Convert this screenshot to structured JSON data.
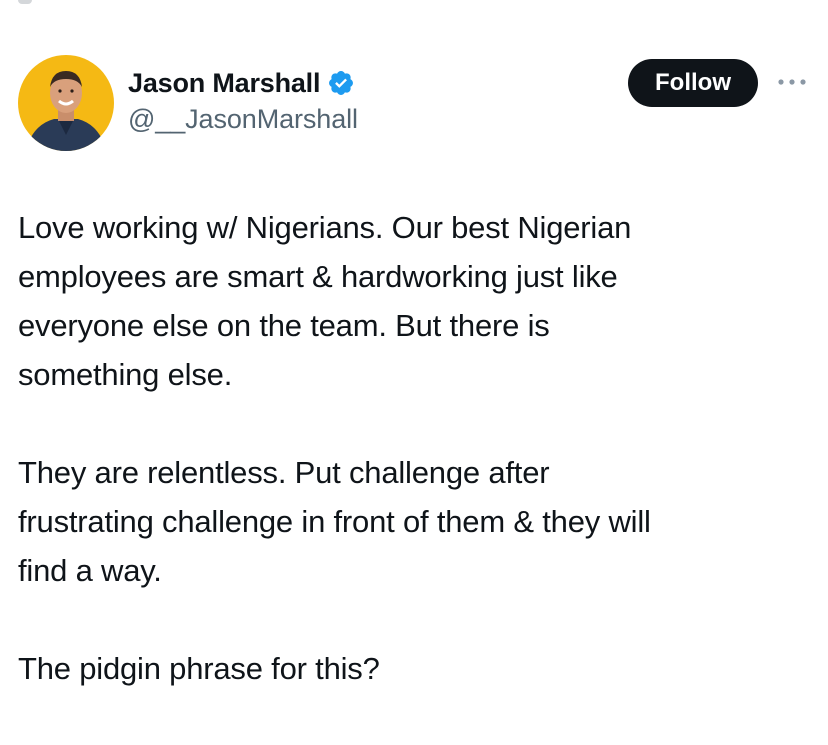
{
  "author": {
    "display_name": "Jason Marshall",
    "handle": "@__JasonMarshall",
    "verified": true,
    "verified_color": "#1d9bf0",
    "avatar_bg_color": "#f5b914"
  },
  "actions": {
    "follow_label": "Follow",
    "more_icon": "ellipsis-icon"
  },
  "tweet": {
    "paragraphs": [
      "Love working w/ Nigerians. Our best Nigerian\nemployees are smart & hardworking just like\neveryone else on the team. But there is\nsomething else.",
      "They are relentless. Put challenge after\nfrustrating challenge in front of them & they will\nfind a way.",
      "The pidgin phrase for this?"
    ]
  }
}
* * * *
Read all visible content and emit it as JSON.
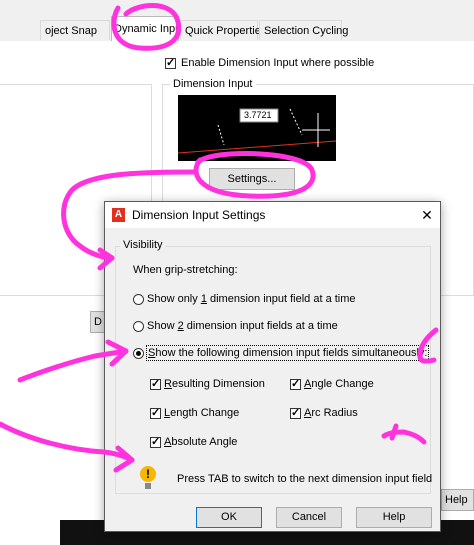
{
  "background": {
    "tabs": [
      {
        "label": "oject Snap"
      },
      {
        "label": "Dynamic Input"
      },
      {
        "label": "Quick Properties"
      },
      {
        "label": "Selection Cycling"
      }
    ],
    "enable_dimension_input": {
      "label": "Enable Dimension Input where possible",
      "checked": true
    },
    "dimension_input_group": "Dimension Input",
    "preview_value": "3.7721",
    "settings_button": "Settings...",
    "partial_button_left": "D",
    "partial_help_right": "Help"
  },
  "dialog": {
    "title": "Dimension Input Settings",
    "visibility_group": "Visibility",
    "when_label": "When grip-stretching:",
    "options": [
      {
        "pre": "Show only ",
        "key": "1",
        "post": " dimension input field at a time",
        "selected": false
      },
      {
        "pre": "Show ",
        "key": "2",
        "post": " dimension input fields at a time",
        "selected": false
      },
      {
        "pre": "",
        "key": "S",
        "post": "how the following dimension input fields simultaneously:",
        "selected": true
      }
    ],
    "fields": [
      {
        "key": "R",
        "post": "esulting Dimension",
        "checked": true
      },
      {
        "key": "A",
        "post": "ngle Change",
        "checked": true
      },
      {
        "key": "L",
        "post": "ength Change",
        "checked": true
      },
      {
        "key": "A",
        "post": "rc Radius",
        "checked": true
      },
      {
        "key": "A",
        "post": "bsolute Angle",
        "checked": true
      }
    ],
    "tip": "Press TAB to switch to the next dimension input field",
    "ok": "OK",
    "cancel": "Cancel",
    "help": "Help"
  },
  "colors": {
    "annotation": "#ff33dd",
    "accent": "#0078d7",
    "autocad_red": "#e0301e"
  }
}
* * * *
THE PROBLEM: Report back each line of the entries that holds the string "time".

EXERCISE OUTPUT:
        "post": " dimension input field at a time",
        "post": " dimension input fields at a time",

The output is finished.